» **DATA SHOWN**:

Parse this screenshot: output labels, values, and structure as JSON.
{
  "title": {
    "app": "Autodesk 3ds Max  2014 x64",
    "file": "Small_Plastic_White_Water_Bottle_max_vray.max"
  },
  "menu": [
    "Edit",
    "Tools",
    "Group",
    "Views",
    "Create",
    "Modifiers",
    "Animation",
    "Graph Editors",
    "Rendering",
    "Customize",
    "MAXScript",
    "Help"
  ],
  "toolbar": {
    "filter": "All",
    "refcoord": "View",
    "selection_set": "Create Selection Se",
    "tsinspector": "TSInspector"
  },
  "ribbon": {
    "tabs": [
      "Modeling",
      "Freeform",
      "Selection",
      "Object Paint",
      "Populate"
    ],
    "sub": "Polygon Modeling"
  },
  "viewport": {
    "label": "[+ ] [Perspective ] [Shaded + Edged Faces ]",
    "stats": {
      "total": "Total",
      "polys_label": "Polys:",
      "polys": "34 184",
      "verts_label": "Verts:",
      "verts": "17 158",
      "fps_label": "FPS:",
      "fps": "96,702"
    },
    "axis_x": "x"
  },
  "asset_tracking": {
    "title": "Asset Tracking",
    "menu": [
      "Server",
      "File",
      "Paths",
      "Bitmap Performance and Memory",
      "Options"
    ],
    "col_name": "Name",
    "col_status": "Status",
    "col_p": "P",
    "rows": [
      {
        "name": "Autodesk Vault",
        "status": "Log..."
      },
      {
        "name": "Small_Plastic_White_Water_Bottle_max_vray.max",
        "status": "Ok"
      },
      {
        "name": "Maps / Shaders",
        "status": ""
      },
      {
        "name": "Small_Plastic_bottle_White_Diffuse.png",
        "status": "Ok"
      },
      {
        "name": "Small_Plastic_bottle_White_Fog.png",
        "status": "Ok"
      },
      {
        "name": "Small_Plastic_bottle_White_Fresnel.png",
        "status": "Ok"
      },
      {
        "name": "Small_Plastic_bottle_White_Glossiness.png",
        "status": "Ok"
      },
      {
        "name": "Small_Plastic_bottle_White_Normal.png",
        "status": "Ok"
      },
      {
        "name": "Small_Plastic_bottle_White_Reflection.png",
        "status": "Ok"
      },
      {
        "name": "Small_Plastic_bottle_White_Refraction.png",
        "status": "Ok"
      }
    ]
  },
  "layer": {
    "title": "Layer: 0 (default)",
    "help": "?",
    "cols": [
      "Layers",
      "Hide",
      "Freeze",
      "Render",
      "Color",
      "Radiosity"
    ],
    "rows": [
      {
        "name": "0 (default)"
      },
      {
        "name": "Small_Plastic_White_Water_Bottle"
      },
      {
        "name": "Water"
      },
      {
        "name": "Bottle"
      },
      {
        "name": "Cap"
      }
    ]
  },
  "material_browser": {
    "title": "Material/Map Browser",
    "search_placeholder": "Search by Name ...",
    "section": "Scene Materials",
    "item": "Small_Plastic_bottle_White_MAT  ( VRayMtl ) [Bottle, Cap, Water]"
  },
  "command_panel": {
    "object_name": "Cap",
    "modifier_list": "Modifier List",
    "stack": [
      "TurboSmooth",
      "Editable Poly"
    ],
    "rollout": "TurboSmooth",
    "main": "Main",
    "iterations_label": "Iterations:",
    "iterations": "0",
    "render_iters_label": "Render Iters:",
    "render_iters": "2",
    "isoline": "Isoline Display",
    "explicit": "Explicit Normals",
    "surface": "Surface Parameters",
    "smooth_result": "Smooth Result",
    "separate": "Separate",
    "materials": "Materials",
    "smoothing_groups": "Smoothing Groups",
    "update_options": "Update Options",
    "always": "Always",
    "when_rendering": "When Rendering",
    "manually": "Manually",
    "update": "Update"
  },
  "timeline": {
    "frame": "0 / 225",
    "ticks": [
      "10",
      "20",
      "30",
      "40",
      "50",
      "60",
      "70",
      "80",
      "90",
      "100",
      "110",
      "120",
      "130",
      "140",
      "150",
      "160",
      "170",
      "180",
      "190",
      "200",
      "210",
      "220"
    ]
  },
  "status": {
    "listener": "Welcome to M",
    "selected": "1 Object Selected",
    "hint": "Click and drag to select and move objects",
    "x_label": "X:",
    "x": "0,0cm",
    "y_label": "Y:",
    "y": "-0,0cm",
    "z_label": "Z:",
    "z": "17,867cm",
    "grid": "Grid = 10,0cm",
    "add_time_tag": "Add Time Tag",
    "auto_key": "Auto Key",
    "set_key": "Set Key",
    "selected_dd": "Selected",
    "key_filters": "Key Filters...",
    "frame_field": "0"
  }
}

...

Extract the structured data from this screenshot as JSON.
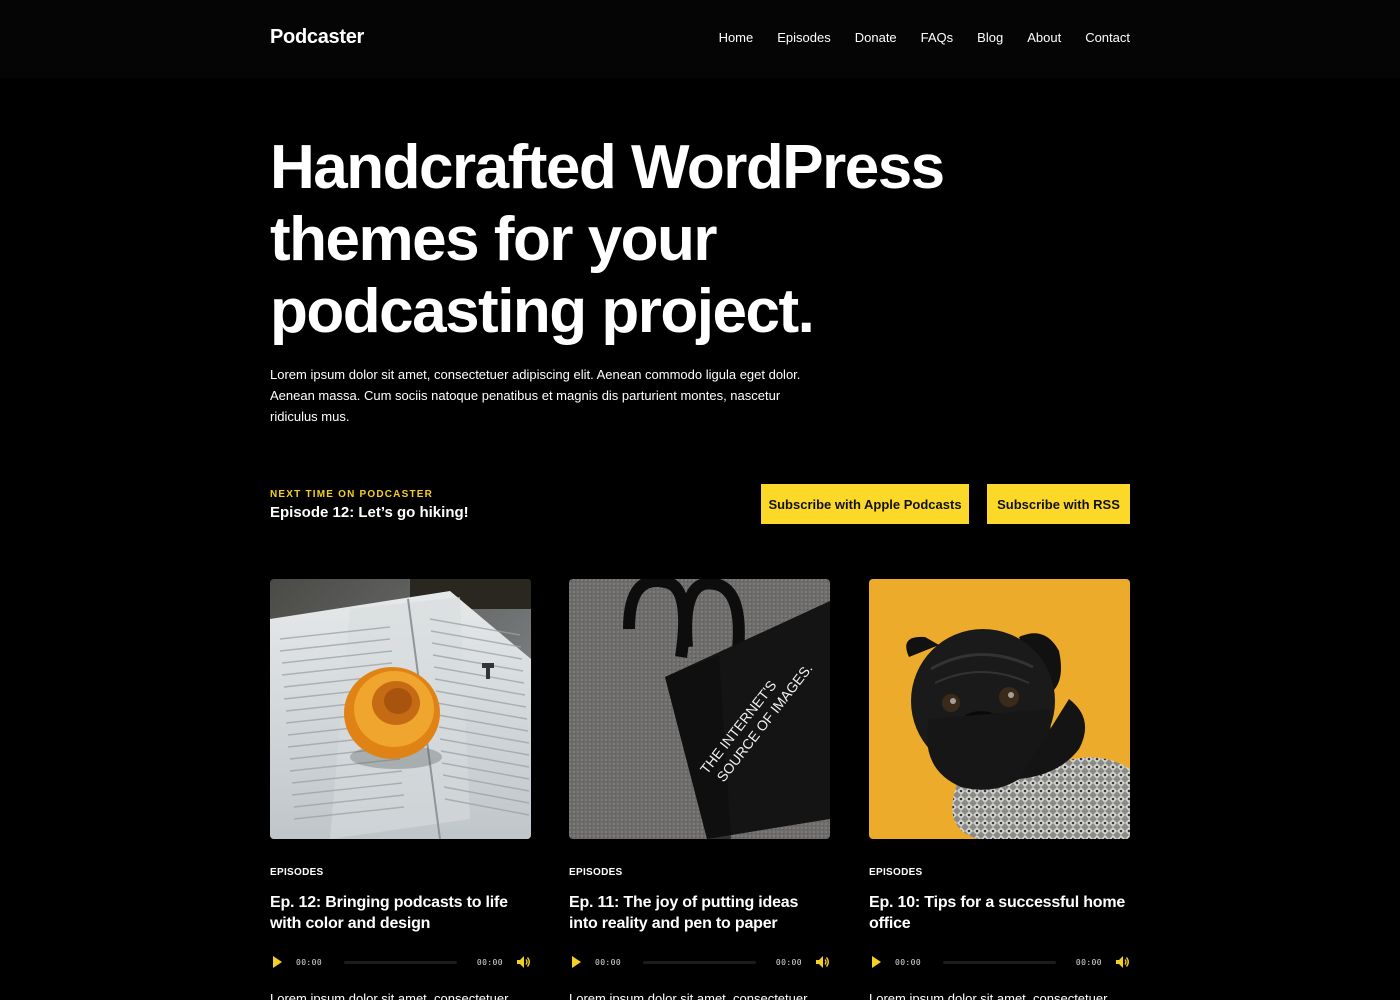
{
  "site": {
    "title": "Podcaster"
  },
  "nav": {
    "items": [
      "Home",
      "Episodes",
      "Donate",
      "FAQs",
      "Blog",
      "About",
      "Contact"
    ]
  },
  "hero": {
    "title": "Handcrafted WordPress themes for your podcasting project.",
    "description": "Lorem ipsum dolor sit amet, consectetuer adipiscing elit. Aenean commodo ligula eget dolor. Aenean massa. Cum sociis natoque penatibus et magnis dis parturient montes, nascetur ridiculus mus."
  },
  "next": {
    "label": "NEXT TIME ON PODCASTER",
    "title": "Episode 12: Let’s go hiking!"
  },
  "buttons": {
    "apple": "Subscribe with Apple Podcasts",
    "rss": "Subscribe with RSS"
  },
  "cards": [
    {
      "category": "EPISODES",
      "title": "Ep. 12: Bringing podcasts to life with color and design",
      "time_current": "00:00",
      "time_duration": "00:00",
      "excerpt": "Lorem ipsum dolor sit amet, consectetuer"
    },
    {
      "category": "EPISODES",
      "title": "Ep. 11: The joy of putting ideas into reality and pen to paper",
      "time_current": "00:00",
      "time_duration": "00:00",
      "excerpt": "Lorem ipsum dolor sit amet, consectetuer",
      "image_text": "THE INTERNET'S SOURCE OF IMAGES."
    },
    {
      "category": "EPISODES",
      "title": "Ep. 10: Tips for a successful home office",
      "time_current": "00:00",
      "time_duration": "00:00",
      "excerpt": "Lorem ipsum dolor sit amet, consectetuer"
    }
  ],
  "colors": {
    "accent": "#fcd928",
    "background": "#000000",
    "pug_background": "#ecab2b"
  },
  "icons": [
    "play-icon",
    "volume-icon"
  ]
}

---

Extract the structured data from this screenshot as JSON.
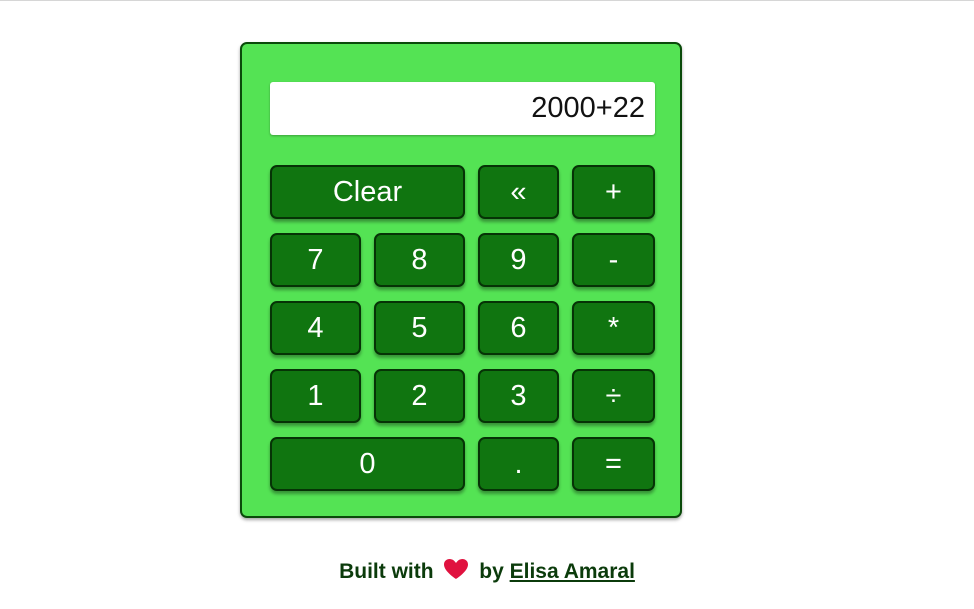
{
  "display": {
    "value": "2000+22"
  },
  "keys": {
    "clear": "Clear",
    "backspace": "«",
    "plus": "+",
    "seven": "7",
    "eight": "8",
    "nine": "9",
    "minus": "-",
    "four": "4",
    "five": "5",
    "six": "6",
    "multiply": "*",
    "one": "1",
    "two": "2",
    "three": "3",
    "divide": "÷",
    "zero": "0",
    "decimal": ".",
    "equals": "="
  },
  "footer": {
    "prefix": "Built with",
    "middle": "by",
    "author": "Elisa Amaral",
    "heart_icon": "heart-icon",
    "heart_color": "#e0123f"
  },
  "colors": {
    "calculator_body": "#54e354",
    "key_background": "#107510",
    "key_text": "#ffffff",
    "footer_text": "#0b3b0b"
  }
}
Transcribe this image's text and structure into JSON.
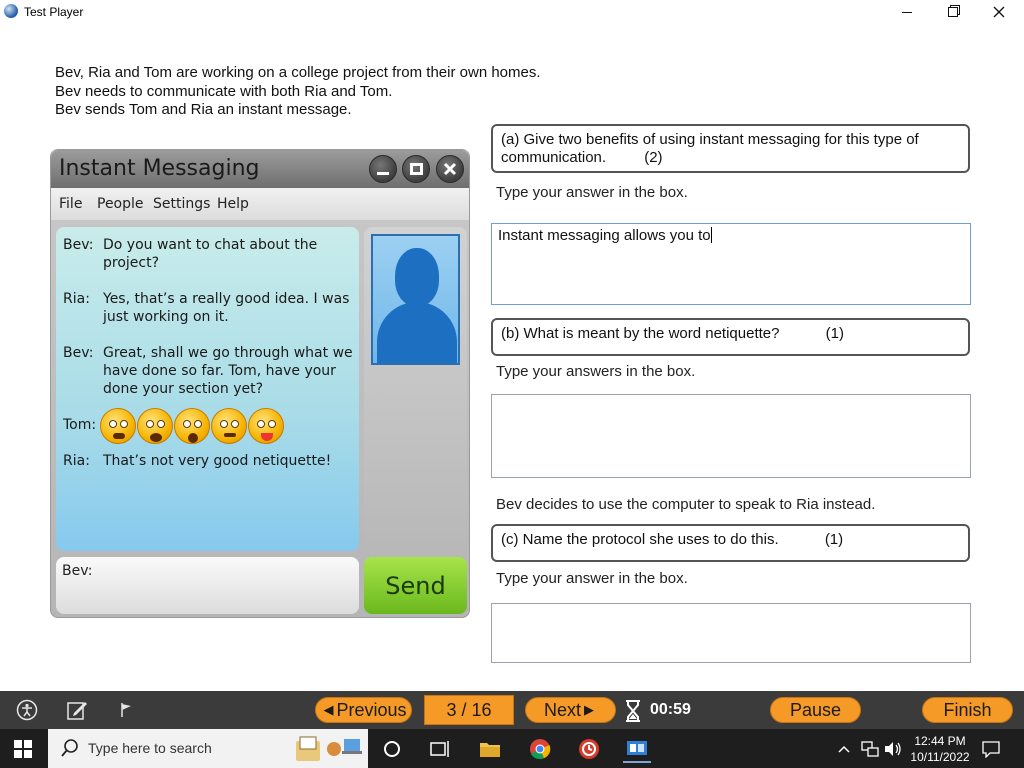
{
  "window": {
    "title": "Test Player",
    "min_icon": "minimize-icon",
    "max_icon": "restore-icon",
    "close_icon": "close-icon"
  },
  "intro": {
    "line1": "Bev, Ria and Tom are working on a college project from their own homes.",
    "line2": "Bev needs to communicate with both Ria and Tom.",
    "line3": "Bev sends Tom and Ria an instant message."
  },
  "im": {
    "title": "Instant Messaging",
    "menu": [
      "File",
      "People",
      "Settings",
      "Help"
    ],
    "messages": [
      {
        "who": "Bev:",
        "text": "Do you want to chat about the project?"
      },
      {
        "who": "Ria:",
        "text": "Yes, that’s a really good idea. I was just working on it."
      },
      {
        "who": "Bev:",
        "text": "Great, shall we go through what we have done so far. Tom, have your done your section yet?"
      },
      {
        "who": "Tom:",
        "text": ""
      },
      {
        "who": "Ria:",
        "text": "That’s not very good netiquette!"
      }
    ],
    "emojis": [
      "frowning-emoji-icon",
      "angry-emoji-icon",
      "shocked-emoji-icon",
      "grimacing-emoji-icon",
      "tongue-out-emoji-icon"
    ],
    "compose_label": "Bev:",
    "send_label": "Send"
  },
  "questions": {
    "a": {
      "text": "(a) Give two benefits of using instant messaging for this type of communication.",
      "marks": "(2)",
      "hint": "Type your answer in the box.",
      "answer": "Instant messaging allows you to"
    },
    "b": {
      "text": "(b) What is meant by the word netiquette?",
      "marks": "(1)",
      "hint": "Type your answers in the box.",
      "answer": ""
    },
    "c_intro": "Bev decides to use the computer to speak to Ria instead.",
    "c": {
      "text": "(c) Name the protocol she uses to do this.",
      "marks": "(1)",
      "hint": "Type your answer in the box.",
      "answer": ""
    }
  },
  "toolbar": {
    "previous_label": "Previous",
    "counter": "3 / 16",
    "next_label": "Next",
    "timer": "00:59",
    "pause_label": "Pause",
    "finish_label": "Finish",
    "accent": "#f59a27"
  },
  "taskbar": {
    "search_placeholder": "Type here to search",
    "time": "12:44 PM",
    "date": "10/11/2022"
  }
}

» **WHAT IS REQUIRED**:
Return each line in the records that holds the string "good".

» **WRITTEN RESPONSE**:
        "text": "Yes, that’s a really good idea. I was just working on it."
        "text": "That’s not very good netiquette!"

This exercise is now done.